● **Problem to work on**
Leave the pictures out. Return all other data exactly.

[Begin]

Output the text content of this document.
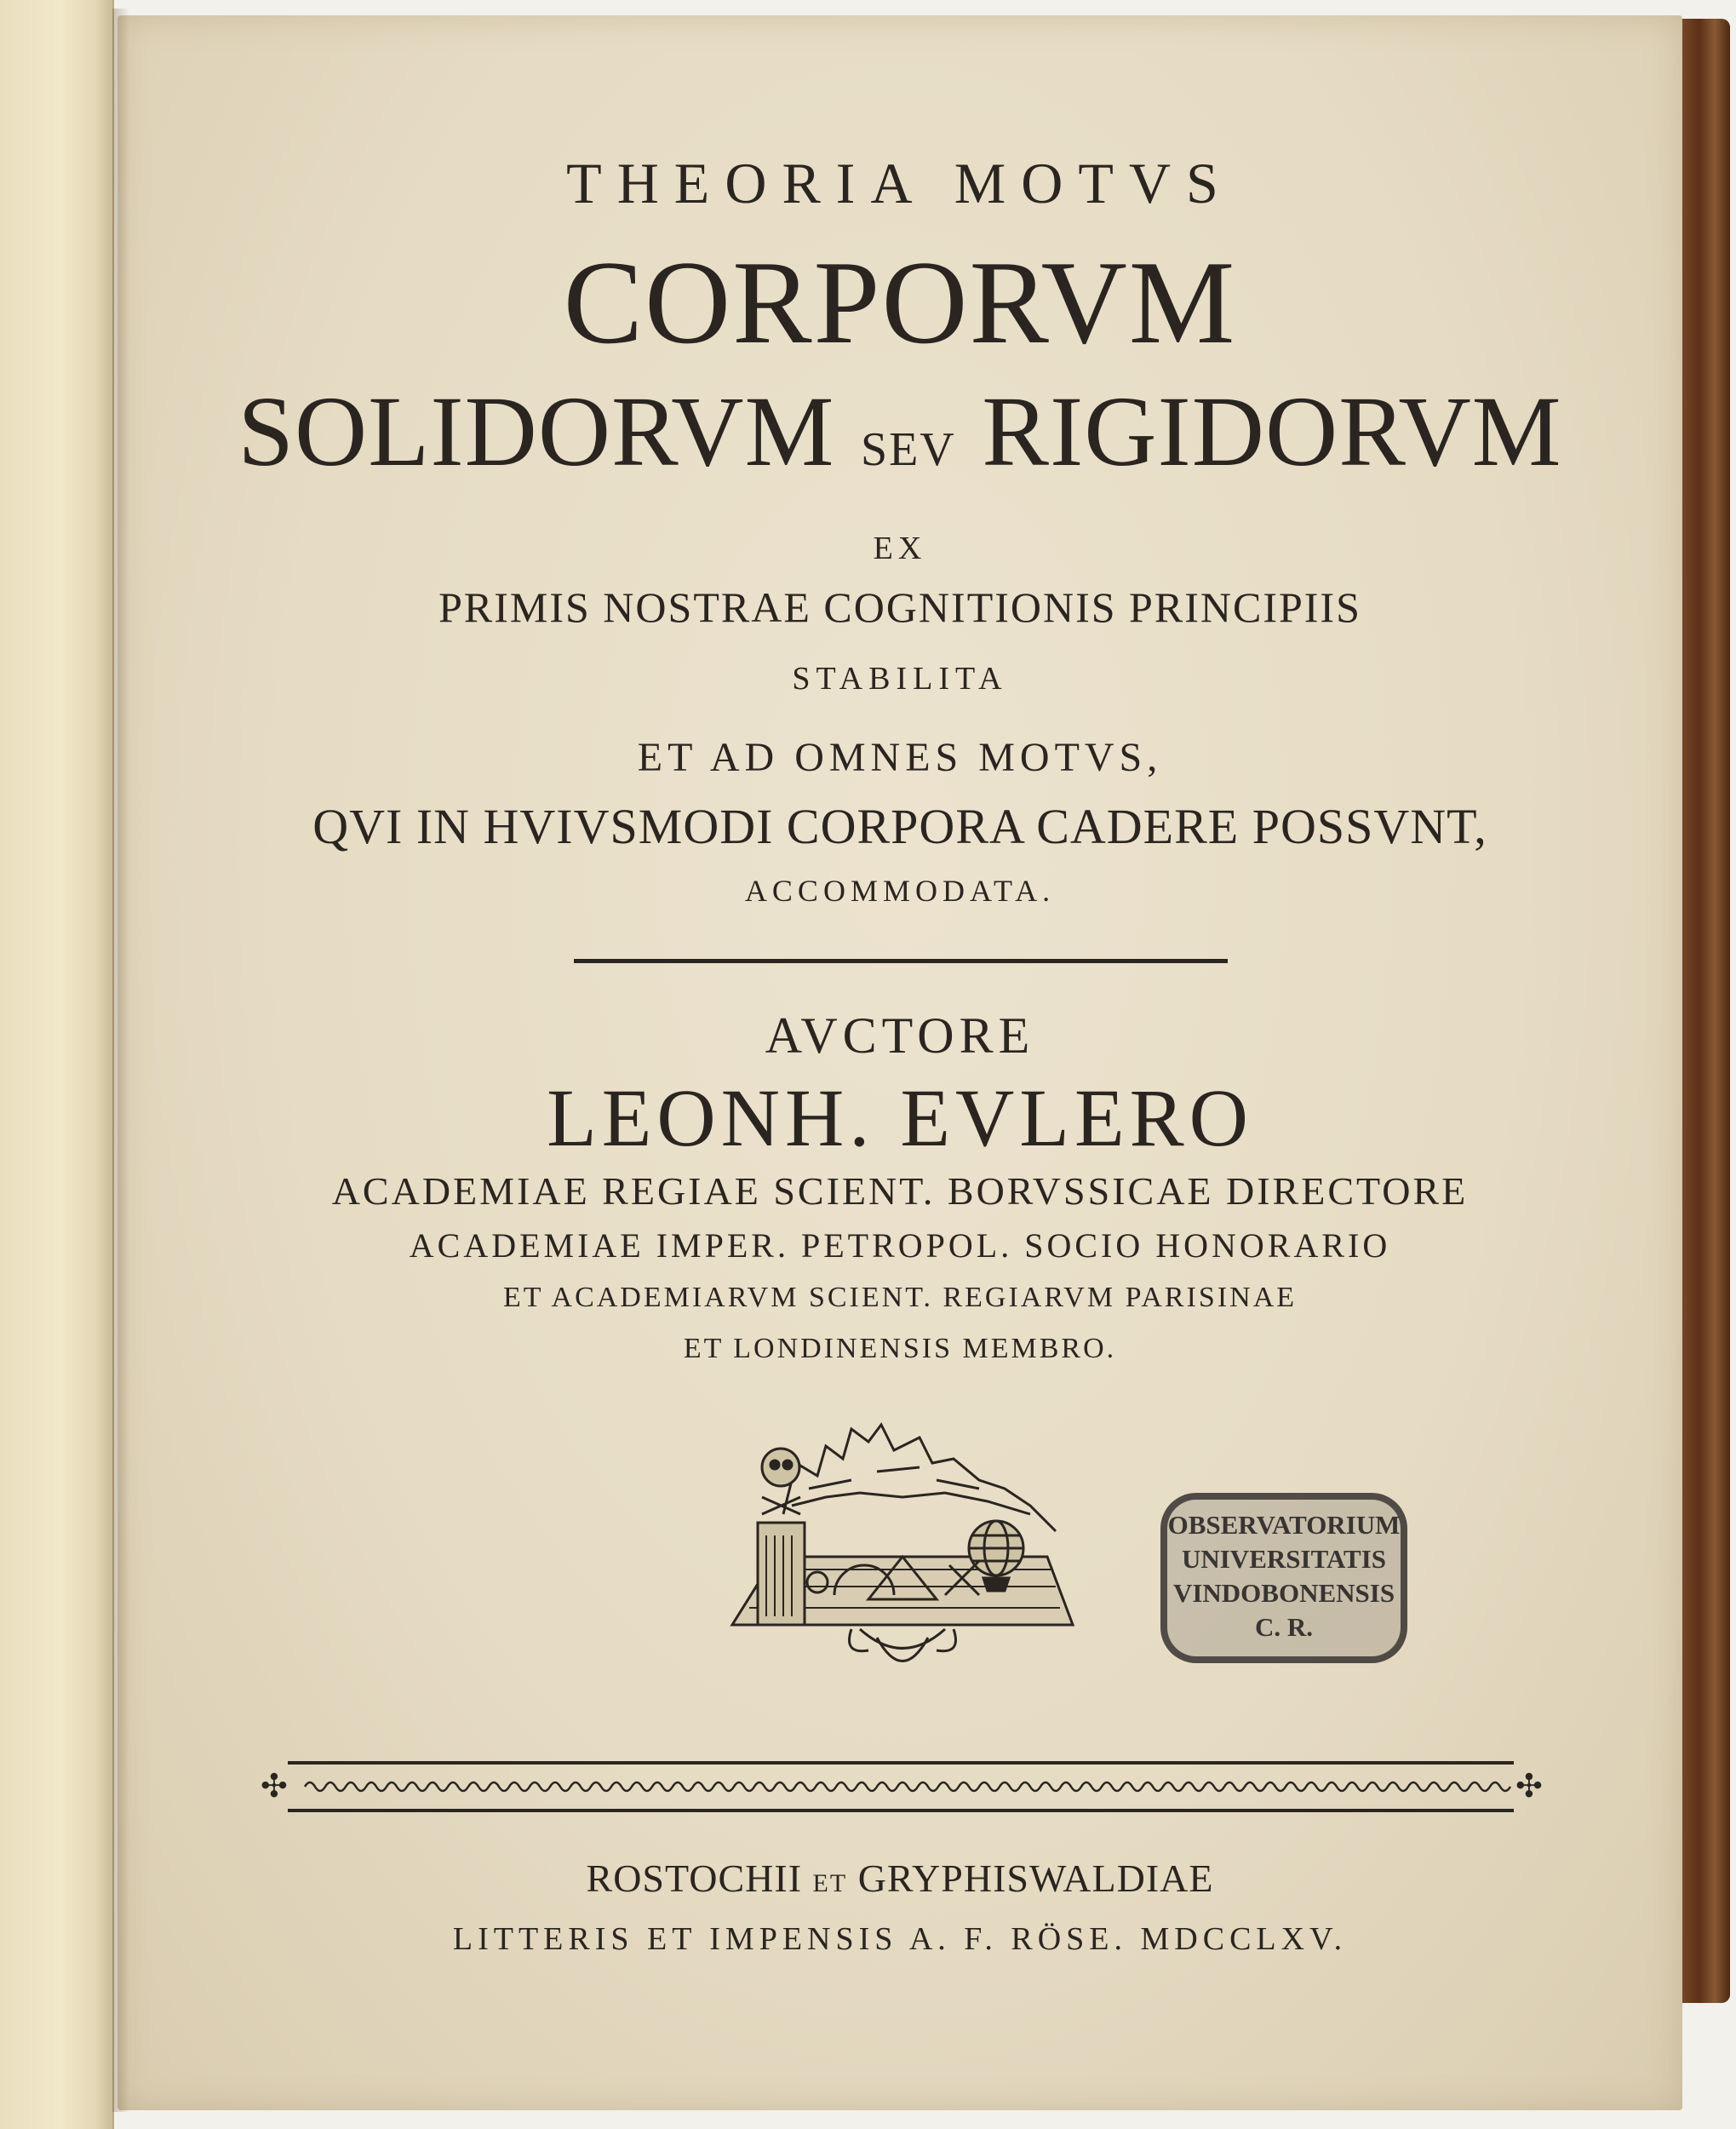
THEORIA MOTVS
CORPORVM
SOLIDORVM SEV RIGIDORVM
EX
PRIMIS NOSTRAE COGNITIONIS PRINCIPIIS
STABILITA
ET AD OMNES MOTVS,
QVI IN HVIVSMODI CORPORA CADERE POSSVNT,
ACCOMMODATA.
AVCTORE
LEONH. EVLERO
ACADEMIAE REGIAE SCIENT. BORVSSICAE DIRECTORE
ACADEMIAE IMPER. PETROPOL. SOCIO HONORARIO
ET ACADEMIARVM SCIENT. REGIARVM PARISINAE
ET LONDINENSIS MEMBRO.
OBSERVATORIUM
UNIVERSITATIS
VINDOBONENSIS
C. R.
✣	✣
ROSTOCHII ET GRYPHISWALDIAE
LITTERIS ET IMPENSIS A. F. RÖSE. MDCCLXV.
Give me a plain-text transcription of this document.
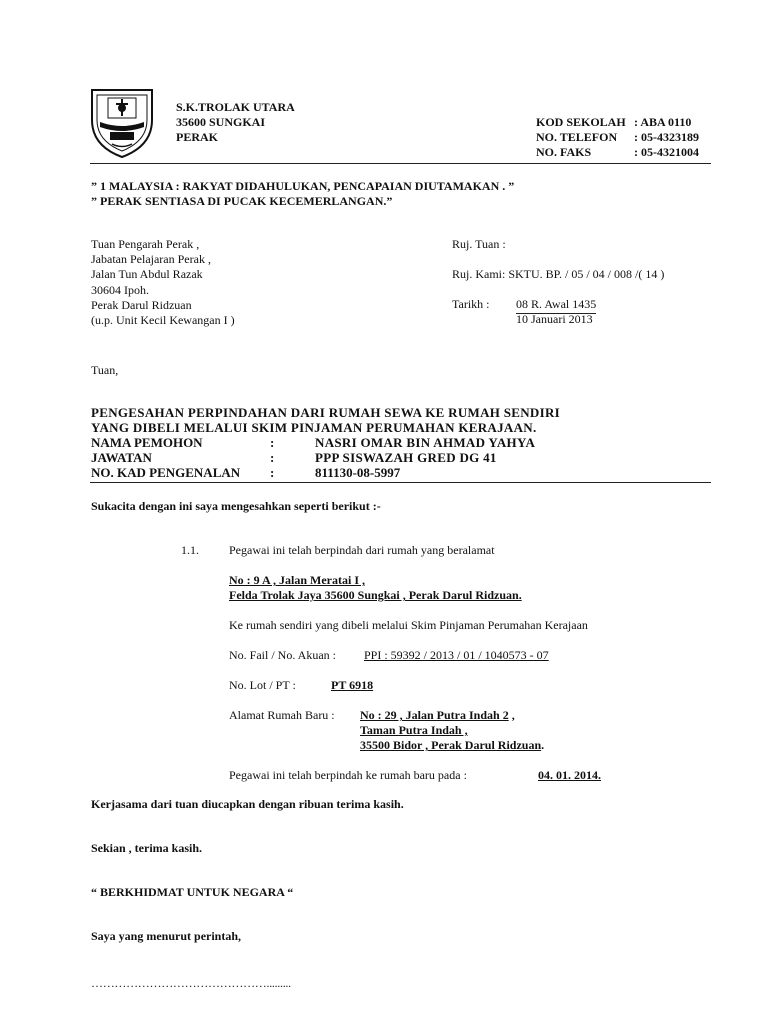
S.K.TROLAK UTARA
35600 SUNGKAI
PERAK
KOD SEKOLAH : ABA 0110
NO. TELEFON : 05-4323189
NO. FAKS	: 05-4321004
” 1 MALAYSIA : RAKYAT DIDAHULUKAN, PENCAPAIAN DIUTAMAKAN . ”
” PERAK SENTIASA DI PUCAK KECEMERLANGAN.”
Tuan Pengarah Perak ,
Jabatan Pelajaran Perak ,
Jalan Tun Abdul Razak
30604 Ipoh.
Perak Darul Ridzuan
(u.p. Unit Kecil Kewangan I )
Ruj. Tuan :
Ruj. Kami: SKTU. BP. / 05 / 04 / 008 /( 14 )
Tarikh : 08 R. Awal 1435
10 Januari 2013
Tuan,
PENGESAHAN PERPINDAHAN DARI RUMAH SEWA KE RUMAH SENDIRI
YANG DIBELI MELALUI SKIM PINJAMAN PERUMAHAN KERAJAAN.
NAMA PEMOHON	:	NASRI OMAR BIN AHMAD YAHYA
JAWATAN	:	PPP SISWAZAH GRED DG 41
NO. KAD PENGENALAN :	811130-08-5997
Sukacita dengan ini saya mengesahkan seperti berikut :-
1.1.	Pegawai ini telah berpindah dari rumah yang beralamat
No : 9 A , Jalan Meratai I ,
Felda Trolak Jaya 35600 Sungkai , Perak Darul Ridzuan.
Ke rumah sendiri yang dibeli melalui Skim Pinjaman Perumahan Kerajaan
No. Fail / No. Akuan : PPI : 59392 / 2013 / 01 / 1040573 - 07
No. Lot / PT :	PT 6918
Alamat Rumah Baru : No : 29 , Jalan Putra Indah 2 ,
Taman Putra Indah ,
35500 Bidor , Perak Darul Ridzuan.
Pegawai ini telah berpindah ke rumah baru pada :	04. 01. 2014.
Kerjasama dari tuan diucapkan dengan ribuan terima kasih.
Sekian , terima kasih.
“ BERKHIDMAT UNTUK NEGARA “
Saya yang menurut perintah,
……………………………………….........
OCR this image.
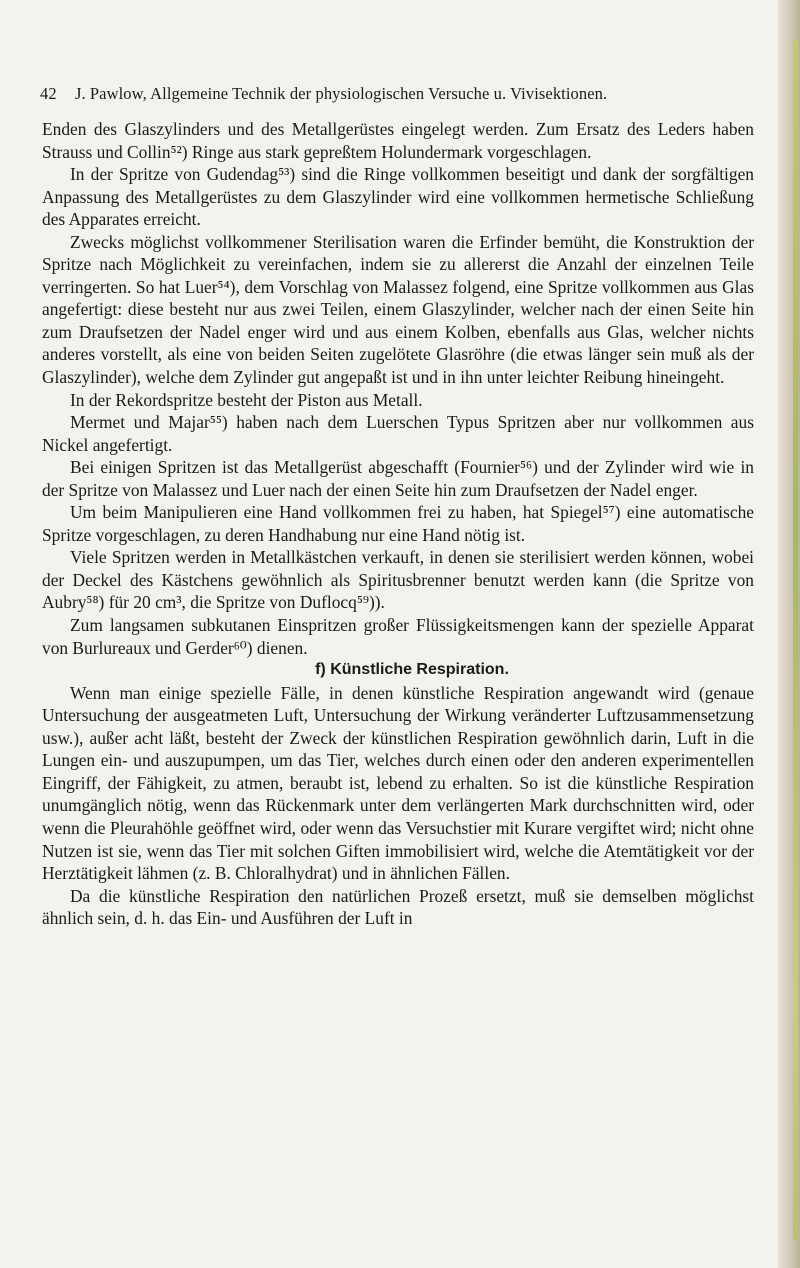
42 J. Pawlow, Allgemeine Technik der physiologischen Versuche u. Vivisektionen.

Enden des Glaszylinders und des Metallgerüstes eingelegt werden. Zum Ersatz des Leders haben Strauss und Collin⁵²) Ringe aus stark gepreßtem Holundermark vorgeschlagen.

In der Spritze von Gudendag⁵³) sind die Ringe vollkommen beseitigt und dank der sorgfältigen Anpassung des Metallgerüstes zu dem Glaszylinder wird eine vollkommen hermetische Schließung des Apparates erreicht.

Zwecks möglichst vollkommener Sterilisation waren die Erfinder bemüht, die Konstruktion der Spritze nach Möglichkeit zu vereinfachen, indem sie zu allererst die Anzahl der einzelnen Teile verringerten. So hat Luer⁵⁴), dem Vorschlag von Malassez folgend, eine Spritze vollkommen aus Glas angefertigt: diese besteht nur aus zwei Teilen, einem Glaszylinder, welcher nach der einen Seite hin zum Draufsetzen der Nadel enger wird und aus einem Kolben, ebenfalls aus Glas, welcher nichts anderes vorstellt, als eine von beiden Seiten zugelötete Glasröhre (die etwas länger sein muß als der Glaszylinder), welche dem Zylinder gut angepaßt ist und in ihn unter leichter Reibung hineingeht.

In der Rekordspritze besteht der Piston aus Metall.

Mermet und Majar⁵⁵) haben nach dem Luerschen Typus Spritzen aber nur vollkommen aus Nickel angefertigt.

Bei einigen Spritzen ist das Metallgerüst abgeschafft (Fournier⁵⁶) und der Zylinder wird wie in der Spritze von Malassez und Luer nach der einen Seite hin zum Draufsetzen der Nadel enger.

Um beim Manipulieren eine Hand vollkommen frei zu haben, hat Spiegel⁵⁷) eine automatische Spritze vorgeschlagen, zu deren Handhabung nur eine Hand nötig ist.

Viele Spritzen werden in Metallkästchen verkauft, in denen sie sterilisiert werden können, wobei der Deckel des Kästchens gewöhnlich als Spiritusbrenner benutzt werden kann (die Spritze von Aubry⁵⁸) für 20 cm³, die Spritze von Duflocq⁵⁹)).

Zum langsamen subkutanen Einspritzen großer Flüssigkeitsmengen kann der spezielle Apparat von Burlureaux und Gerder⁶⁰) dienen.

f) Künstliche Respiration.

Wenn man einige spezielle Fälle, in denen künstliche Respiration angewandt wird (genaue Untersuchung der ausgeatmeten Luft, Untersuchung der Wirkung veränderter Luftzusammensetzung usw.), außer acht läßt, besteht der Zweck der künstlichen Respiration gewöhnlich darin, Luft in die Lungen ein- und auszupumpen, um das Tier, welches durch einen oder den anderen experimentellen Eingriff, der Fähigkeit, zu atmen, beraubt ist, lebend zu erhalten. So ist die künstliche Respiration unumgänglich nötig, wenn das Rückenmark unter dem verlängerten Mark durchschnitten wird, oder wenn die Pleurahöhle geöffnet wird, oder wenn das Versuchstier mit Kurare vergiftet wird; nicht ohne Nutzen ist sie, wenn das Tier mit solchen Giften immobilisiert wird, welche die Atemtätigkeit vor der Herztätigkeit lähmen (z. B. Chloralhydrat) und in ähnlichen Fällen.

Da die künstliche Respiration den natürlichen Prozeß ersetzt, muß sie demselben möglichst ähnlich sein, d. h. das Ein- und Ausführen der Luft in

[End]

● **Answer to this problem**
Output the text content of this document.
THEORIA MOTVS
CORPORVM
SOLIDORVM SEV RIGIDORVM
EX
PRIMIS NOSTRAE COGNITIONIS PRINCIPIIS
STABILITA
ET AD OMNES MOTVS,
QVI IN HVIVSMODI CORPORA CADERE POSSVNT,
ACCOMMODATA.
AVCTORE
LEONH. EVLERO
ACADEMIAE REGIAE SCIENT. BORVSSICAE DIRECTORE
ACADEMIAE IMPER. PETROPOL. SOCIO HONORARIO
ET ACADEMIARVM SCIENT. REGIARVM PARISINAE
ET LONDINENSIS MEMBRO.
OBSERVATORIUM
UNIVERSITATIS
VINDOBONENSIS
C. R.
✣	✣
ROSTOCHII ET GRYPHISWALDIAE
LITTERIS ET IMPENSIS A. F. RÖSE. MDCCLXV.
Give me a plain-text transcription of this document.
S.K.TROLAK UTARA
35600 SUNGKAI
PERAK
KOD SEKOLAH : ABA 0110
NO. TELEFON : 05-4323189
NO. FAKS	: 05-4321004
” 1 MALAYSIA : RAKYAT DIDAHULUKAN, PENCAPAIAN DIUTAMAKAN . ”
” PERAK SENTIASA DI PUCAK KECEMERLANGAN.”
Tuan Pengarah Perak ,
Jabatan Pelajaran Perak ,
Jalan Tun Abdul Razak
30604 Ipoh.
Perak Darul Ridzuan
(u.p. Unit Kecil Kewangan I )
Ruj. Tuan :
Ruj. Kami: SKTU. BP. / 05 / 04 / 008 /( 14 )
Tarikh : 08 R. Awal 1435
10 Januari 2013
Tuan,
PENGESAHAN PERPINDAHAN DARI RUMAH SEWA KE RUMAH SENDIRI
YANG DIBELI MELALUI SKIM PINJAMAN PERUMAHAN KERAJAAN.
NAMA PEMOHON	:	NASRI OMAR BIN AHMAD YAHYA
JAWATAN	:	PPP SISWAZAH GRED DG 41
NO. KAD PENGENALAN :	811130-08-5997
Sukacita dengan ini saya mengesahkan seperti berikut :-
1.1.	Pegawai ini telah berpindah dari rumah yang beralamat
No : 9 A , Jalan Meratai I ,
Felda Trolak Jaya 35600 Sungkai , Perak Darul Ridzuan.
Ke rumah sendiri yang dibeli melalui Skim Pinjaman Perumahan Kerajaan
No. Fail / No. Akuan : PPI : 59392 / 2013 / 01 / 1040573 - 07
No. Lot / PT :	PT 6918
Alamat Rumah Baru : No : 29 , Jalan Putra Indah 2 ,
Taman Putra Indah ,
35500 Bidor , Perak Darul Ridzuan.
Pegawai ini telah berpindah ke rumah baru pada :	04. 01. 2014.
Kerjasama dari tuan diucapkan dengan ribuan terima kasih.
Sekian , terima kasih.
“ BERKHIDMAT UNTUK NEGARA “
Saya yang menurut perintah,
……………………………………….........
OCR this image.
42 J. Pawlow, Allgemeine Technik der physiologischen Versuche u. Vivisektionen.

Enden des Glaszylinders und des Metallgerüstes eingelegt werden. Zum Ersatz des Leders haben Strauss und Collin⁵²) Ringe aus stark gepreßtem Holundermark vorgeschlagen.

In der Spritze von Gudendag⁵³) sind die Ringe vollkommen beseitigt und dank der sorgfältigen Anpassung des Metallgerüstes zu dem Glaszylinder wird eine vollkommen hermetische Schließung des Apparates erreicht.

Zwecks möglichst vollkommener Sterilisation waren die Erfinder bemüht, die Konstruktion der Spritze nach Möglichkeit zu vereinfachen, indem sie zu allererst die Anzahl der einzelnen Teile verringerten. So hat Luer⁵⁴), dem Vorschlag von Malassez folgend, eine Spritze vollkommen aus Glas angefertigt: diese besteht nur aus zwei Teilen, einem Glaszylinder, welcher nach der einen Seite hin zum Draufsetzen der Nadel enger wird und aus einem Kolben, ebenfalls aus Glas, welcher nichts anderes vorstellt, als eine von beiden Seiten zugelötete Glasröhre (die etwas länger sein muß als der Glaszylinder), welche dem Zylinder gut angepaßt ist und in ihn unter leichter Reibung hineingeht.

In der Rekordspritze besteht der Piston aus Metall.

Mermet und Majar⁵⁵) haben nach dem Luerschen Typus Spritzen aber nur vollkommen aus Nickel angefertigt.

Bei einigen Spritzen ist das Metallgerüst abgeschafft (Fournier⁵⁶) und der Zylinder wird wie in der Spritze von Malassez und Luer nach der einen Seite hin zum Draufsetzen der Nadel enger.

Um beim Manipulieren eine Hand vollkommen frei zu haben, hat Spiegel⁵⁷) eine automatische Spritze vorgeschlagen, zu deren Handhabung nur eine Hand nötig ist.

Viele Spritzen werden in Metallkästchen verkauft, in denen sie sterilisiert werden können, wobei der Deckel des Kästchens gewöhnlich als Spiritusbrenner benutzt werden kann (die Spritze von Aubry⁵⁸) für 20 cm³, die Spritze von Duflocq⁵⁹)).

Zum langsamen subkutanen Einspritzen großer Flüssigkeitsmengen kann der spezielle Apparat von Burlureaux und Gerder⁶⁰) dienen.

f) Künstliche Respiration.

Wenn man einige spezielle Fälle, in denen künstliche Respiration angewandt wird (genaue Untersuchung der ausgeatmeten Luft, Untersuchung der Wirkung veränderter Luftzusammensetzung usw.), außer acht läßt, besteht der Zweck der künstlichen Respiration gewöhnlich darin, Luft in die Lungen ein- und auszupumpen, um das Tier, welches durch einen oder den anderen experimentellen Eingriff, der Fähigkeit, zu atmen, beraubt ist, lebend zu erhalten. So ist die künstliche Respiration unumgänglich nötig, wenn das Rückenmark unter dem verlängerten Mark durchschnitten wird, oder wenn die Pleurahöhle geöffnet wird, oder wenn das Versuchstier mit Kurare vergiftet wird; nicht ohne Nutzen ist sie, wenn das Tier mit solchen Giften immobilisiert wird, welche die Atemtätigkeit vor der Herztätigkeit lähmen (z. B. Chloralhydrat) und in ähnlichen Fällen.

Da die künstliche Respiration den natürlichen Prozeß ersetzt, muß sie demselben möglichst ähnlich sein, d. h. das Ein- und Ausführen der Luft in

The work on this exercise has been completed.